WHAT YOU NEED TO DO:
Read the data and repeat all of it exactly.

Stored data:
........

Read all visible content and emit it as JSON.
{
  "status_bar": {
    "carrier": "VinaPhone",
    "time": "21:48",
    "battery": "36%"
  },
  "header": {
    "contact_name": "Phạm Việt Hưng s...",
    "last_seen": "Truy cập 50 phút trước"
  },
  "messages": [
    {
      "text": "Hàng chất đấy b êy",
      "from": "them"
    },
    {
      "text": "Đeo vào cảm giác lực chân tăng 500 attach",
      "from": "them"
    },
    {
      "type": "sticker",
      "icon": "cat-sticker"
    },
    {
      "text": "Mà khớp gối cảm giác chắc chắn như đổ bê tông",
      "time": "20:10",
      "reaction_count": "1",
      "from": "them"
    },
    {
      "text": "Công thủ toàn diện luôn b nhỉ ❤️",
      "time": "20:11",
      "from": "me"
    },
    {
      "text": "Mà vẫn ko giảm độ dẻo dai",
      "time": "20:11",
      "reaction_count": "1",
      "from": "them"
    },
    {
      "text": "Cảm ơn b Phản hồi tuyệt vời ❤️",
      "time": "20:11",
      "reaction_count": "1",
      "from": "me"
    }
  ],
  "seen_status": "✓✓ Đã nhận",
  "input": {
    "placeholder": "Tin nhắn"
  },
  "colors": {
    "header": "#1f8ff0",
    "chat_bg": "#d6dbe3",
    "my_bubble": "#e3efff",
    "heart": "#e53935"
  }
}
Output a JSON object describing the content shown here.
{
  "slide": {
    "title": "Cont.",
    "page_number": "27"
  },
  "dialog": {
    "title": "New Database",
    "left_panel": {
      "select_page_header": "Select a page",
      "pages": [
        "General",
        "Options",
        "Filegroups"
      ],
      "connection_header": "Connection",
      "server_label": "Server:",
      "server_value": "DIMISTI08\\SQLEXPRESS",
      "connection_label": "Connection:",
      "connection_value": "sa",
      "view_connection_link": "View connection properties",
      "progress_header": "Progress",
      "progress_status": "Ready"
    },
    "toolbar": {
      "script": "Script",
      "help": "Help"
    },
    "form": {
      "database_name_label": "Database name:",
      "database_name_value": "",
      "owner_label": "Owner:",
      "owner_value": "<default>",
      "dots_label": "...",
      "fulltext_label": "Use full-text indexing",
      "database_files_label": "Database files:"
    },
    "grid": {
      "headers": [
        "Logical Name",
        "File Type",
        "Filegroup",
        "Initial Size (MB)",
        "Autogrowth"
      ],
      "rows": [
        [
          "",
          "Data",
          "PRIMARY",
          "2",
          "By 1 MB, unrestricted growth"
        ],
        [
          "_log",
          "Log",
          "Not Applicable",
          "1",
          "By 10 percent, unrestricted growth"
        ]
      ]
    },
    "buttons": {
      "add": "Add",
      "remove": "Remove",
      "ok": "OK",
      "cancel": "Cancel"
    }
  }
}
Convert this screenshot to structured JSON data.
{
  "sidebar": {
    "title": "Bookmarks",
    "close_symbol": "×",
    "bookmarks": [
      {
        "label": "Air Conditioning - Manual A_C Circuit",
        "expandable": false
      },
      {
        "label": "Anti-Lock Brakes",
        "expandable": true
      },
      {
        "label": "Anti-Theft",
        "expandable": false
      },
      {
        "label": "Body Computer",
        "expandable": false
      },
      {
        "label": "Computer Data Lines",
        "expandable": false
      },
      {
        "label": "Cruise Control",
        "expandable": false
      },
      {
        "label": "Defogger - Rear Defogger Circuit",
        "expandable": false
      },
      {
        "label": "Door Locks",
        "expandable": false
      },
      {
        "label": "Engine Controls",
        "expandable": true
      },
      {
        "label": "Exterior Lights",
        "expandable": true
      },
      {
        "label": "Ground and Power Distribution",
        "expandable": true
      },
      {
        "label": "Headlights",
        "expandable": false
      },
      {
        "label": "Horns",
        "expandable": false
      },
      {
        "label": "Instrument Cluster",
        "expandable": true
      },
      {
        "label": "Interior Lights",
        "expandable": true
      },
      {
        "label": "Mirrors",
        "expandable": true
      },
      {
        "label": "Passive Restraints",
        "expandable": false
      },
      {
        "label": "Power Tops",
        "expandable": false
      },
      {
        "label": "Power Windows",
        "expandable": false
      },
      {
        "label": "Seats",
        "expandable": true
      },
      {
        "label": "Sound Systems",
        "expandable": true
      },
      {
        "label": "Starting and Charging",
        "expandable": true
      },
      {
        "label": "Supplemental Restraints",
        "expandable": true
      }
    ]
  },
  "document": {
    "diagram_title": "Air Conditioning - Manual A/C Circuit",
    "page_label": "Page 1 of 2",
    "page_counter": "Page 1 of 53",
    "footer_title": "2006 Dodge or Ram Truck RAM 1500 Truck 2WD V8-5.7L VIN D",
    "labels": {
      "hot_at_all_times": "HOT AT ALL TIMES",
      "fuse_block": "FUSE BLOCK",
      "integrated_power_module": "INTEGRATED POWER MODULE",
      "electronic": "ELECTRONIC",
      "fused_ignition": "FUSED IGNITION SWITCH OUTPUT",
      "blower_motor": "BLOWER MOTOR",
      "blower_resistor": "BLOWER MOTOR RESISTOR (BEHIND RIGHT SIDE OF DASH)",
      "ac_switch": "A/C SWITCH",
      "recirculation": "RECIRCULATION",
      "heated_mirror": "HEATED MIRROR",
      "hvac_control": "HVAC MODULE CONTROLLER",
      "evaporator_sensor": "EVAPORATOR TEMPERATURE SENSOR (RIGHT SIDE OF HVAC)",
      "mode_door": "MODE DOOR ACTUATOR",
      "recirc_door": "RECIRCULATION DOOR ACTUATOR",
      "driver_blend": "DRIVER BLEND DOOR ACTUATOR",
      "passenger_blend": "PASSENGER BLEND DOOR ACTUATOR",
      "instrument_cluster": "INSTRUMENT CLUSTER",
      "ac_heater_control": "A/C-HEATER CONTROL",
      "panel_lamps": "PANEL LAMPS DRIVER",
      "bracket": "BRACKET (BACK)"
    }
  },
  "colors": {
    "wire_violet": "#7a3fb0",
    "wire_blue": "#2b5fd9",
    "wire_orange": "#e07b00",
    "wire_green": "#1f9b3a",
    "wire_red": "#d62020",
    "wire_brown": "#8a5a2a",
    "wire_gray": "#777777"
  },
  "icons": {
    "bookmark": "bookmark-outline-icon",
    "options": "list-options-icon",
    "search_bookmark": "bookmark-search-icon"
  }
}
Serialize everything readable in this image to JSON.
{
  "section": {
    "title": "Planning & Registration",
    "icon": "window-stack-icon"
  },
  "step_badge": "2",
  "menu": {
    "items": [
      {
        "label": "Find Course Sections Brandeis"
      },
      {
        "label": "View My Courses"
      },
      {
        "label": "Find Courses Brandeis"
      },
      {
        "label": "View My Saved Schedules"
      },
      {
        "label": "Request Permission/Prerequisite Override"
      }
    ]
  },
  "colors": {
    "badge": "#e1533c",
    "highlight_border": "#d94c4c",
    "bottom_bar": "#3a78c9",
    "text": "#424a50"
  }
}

........

RESPONSE BELOW:
Read all visible content and emit it as JSON.
{
  "status_bar": {
    "carrier": "VinaPhone",
    "time": "21:48",
    "battery": "36%"
  },
  "header": {
    "contact_name": "Phạm Việt Hưng s...",
    "last_seen": "Truy cập 50 phút trước"
  },
  "messages": [
    {
      "text": "Hàng chất đấy b êy",
      "from": "them"
    },
    {
      "text": "Đeo vào cảm giác lực chân tăng 500 attach",
      "from": "them"
    },
    {
      "type": "sticker",
      "icon": "cat-sticker"
    },
    {
      "text": "Mà khớp gối cảm giác chắc chắn như đổ bê tông",
      "time": "20:10",
      "reaction_count": "1",
      "from": "them"
    },
    {
      "text": "Công thủ toàn diện luôn b nhỉ ❤️",
      "time": "20:11",
      "from": "me"
    },
    {
      "text": "Mà vẫn ko giảm độ dẻo dai",
      "time": "20:11",
      "reaction_count": "1",
      "from": "them"
    },
    {
      "text": "Cảm ơn b Phản hồi tuyệt vời ❤️",
      "time": "20:11",
      "reaction_count": "1",
      "from": "me"
    }
  ],
  "seen_status": "✓✓ Đã nhận",
  "input": {
    "placeholder": "Tin nhắn"
  },
  "colors": {
    "header": "#1f8ff0",
    "chat_bg": "#d6dbe3",
    "my_bubble": "#e3efff",
    "heart": "#e53935"
  }
}
Output a JSON object describing the content shown here.
{
  "slide": {
    "title": "Cont.",
    "page_number": "27"
  },
  "dialog": {
    "title": "New Database",
    "left_panel": {
      "select_page_header": "Select a page",
      "pages": [
        "General",
        "Options",
        "Filegroups"
      ],
      "connection_header": "Connection",
      "server_label": "Server:",
      "server_value": "DIMISTI08\\SQLEXPRESS",
      "connection_label": "Connection:",
      "connection_value": "sa",
      "view_connection_link": "View connection properties",
      "progress_header": "Progress",
      "progress_status": "Ready"
    },
    "toolbar": {
      "script": "Script",
      "help": "Help"
    },
    "form": {
      "database_name_label": "Database name:",
      "database_name_value": "",
      "owner_label": "Owner:",
      "owner_value": "<default>",
      "dots_label": "...",
      "fulltext_label": "Use full-text indexing",
      "database_files_label": "Database files:"
    },
    "grid": {
      "headers": [
        "Logical Name",
        "File Type",
        "Filegroup",
        "Initial Size (MB)",
        "Autogrowth"
      ],
      "rows": [
        [
          "",
          "Data",
          "PRIMARY",
          "2",
          "By 1 MB, unrestricted growth"
        ],
        [
          "_log",
          "Log",
          "Not Applicable",
          "1",
          "By 10 percent, unrestricted growth"
        ]
      ]
    },
    "buttons": {
      "add": "Add",
      "remove": "Remove",
      "ok": "OK",
      "cancel": "Cancel"
    }
  }
}
Convert this screenshot to structured JSON data.
{
  "sidebar": {
    "title": "Bookmarks",
    "close_symbol": "×",
    "bookmarks": [
      {
        "label": "Air Conditioning - Manual A_C Circuit",
        "expandable": false
      },
      {
        "label": "Anti-Lock Brakes",
        "expandable": true
      },
      {
        "label": "Anti-Theft",
        "expandable": false
      },
      {
        "label": "Body Computer",
        "expandable": false
      },
      {
        "label": "Computer Data Lines",
        "expandable": false
      },
      {
        "label": "Cruise Control",
        "expandable": false
      },
      {
        "label": "Defogger - Rear Defogger Circuit",
        "expandable": false
      },
      {
        "label": "Door Locks",
        "expandable": false
      },
      {
        "label": "Engine Controls",
        "expandable": true
      },
      {
        "label": "Exterior Lights",
        "expandable": true
      },
      {
        "label": "Ground and Power Distribution",
        "expandable": true
      },
      {
        "label": "Headlights",
        "expandable": false
      },
      {
        "label": "Horns",
        "expandable": false
      },
      {
        "label": "Instrument Cluster",
        "expandable": true
      },
      {
        "label": "Interior Lights",
        "expandable": true
      },
      {
        "label": "Mirrors",
        "expandable": true
      },
      {
        "label": "Passive Restraints",
        "expandable": false
      },
      {
        "label": "Power Tops",
        "expandable": false
      },
      {
        "label": "Power Windows",
        "expandable": false
      },
      {
        "label": "Seats",
        "expandable": true
      },
      {
        "label": "Sound Systems",
        "expandable": true
      },
      {
        "label": "Starting and Charging",
        "expandable": true
      },
      {
        "label": "Supplemental Restraints",
        "expandable": true
      }
    ]
  },
  "document": {
    "diagram_title": "Air Conditioning - Manual A/C Circuit",
    "page_label": "Page 1 of 2",
    "page_counter": "Page 1 of 53",
    "footer_title": "2006 Dodge or Ram Truck RAM 1500 Truck 2WD V8-5.7L VIN D",
    "labels": {
      "hot_at_all_times": "HOT AT ALL TIMES",
      "fuse_block": "FUSE BLOCK",
      "integrated_power_module": "INTEGRATED POWER MODULE",
      "electronic": "ELECTRONIC",
      "fused_ignition": "FUSED IGNITION SWITCH OUTPUT",
      "blower_motor": "BLOWER MOTOR",
      "blower_resistor": "BLOWER MOTOR RESISTOR (BEHIND RIGHT SIDE OF DASH)",
      "ac_switch": "A/C SWITCH",
      "recirculation": "RECIRCULATION",
      "heated_mirror": "HEATED MIRROR",
      "hvac_control": "HVAC MODULE CONTROLLER",
      "evaporator_sensor": "EVAPORATOR TEMPERATURE SENSOR (RIGHT SIDE OF HVAC)",
      "mode_door": "MODE DOOR ACTUATOR",
      "recirc_door": "RECIRCULATION DOOR ACTUATOR",
      "driver_blend": "DRIVER BLEND DOOR ACTUATOR",
      "passenger_blend": "PASSENGER BLEND DOOR ACTUATOR",
      "instrument_cluster": "INSTRUMENT CLUSTER",
      "ac_heater_control": "A/C-HEATER CONTROL",
      "panel_lamps": "PANEL LAMPS DRIVER",
      "bracket": "BRACKET (BACK)"
    }
  },
  "colors": {
    "wire_violet": "#7a3fb0",
    "wire_blue": "#2b5fd9",
    "wire_orange": "#e07b00",
    "wire_green": "#1f9b3a",
    "wire_red": "#d62020",
    "wire_brown": "#8a5a2a",
    "wire_gray": "#777777"
  },
  "icons": {
    "bookmark": "bookmark-outline-icon",
    "options": "list-options-icon",
    "search_bookmark": "bookmark-search-icon"
  }
}
Serialize everything readable in this image to JSON.
{
  "section": {
    "title": "Planning & Registration",
    "icon": "window-stack-icon"
  },
  "step_badge": "2",
  "menu": {
    "items": [
      {
        "label": "Find Course Sections Brandeis"
      },
      {
        "label": "View My Courses"
      },
      {
        "label": "Find Courses Brandeis"
      },
      {
        "label": "View My Saved Schedules"
      },
      {
        "label": "Request Permission/Prerequisite Override"
      }
    ]
  },
  "colors": {
    "badge": "#e1533c",
    "highlight_border": "#d94c4c",
    "bottom_bar": "#3a78c9",
    "text": "#424a50"
  }
}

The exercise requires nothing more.